* _Task directions_:
Would you transcribe the listing that follows, character for character, and omit its images?

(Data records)
————
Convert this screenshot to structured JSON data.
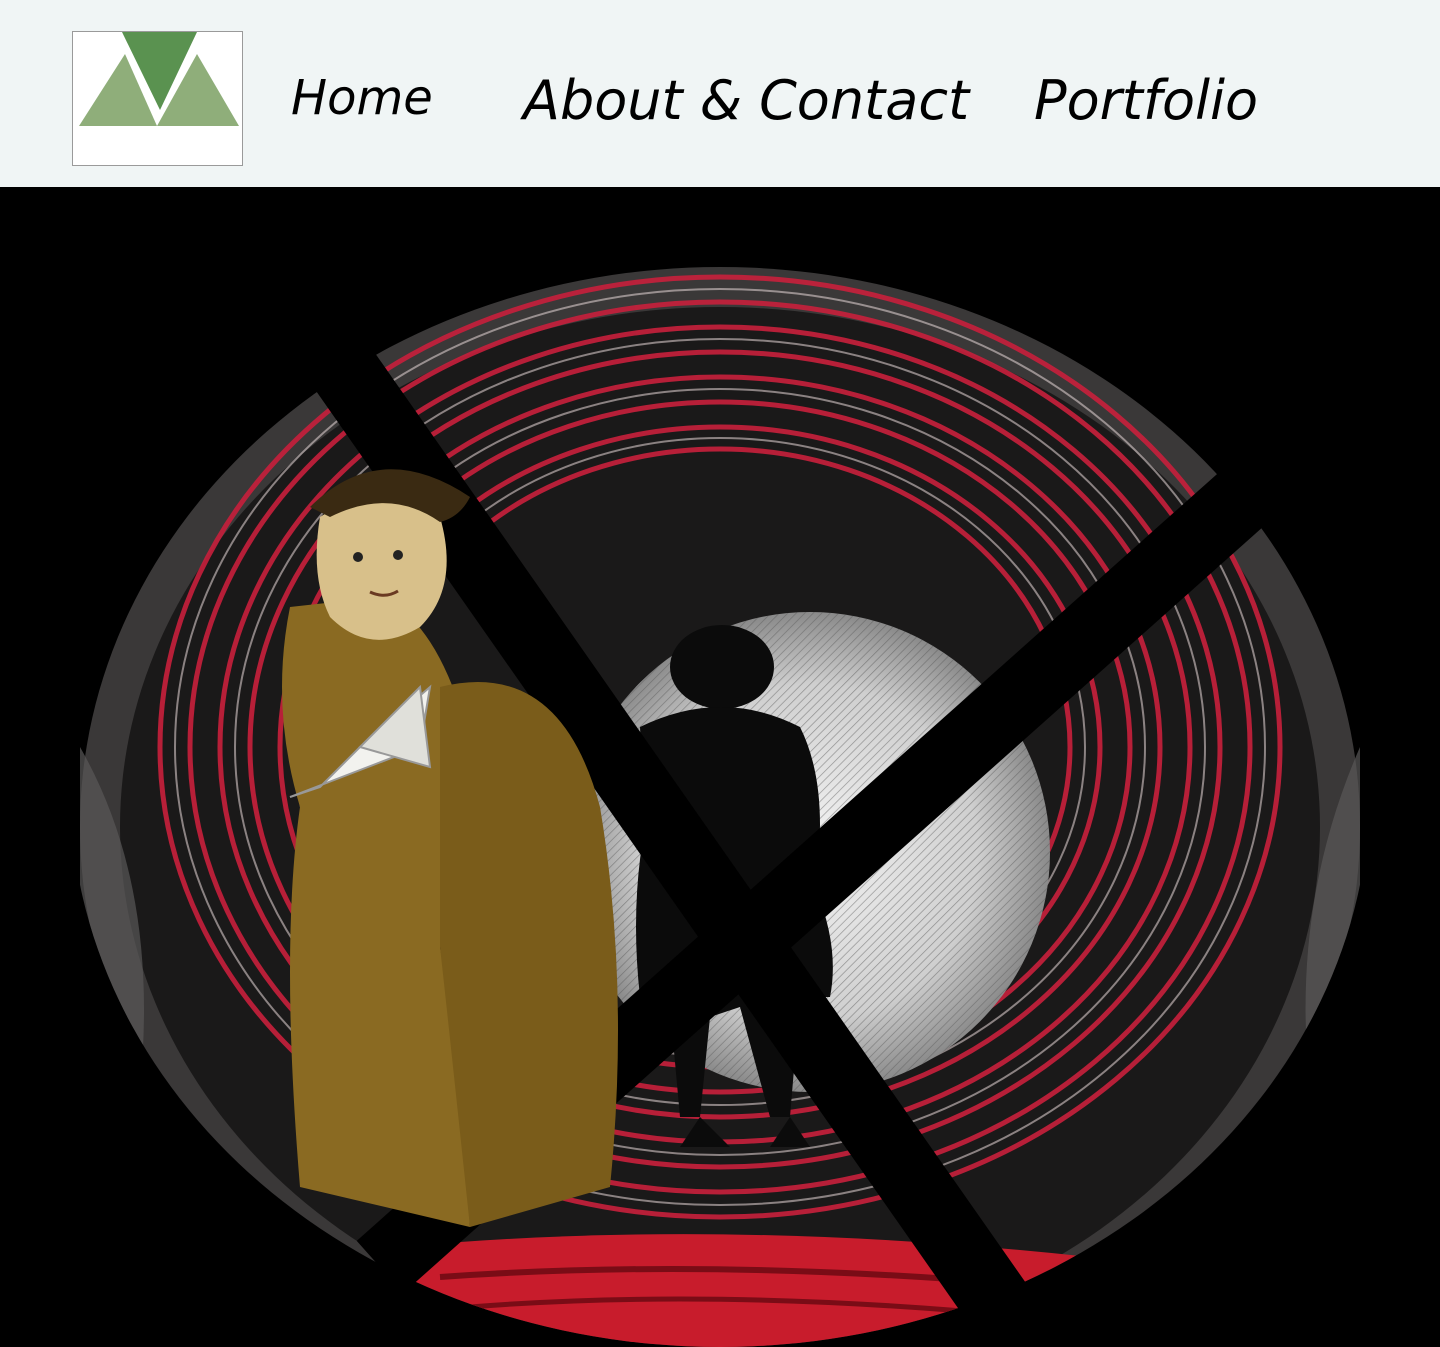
{
  "nav": {
    "home": "Home",
    "about": "About & Contact",
    "portfolio": "Portfolio"
  },
  "logo": {
    "icon": "mountain-logo-icon",
    "colors": {
      "dark": "#5a9250",
      "light": "#8fae7a"
    }
  },
  "hero": {
    "icon": "tunnel-artwork-illustration"
  },
  "colors": {
    "header_bg": "#f0f5f5",
    "hero_bg": "#000000",
    "tunnel_red": "#c8203c"
  }
}
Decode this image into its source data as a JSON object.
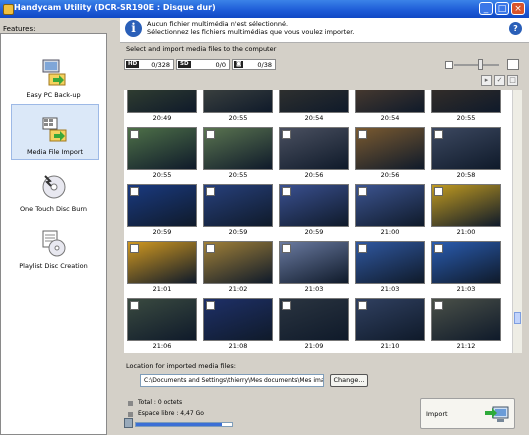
————
* _Final result_:
Convert this screenshot to structured JSON data.
{
  "nav": {
    "home": "Home",
    "about": "About & Contact",
    "portfolio": "Portfolio"
  },
  "logo": {
    "icon": "mountain-logo-icon",
    "colors": {
      "dark": "#5a9250",
      "light": "#8fae7a"
    }
  },
  "hero": {
    "icon": "tunnel-artwork-illustration"
  },
  "colors": {
    "header_bg": "#f0f5f5",
    "hero_bg": "#000000",
    "tunnel_red": "#c8203c"
  }
}
Decode this image into its source data as a JSON object.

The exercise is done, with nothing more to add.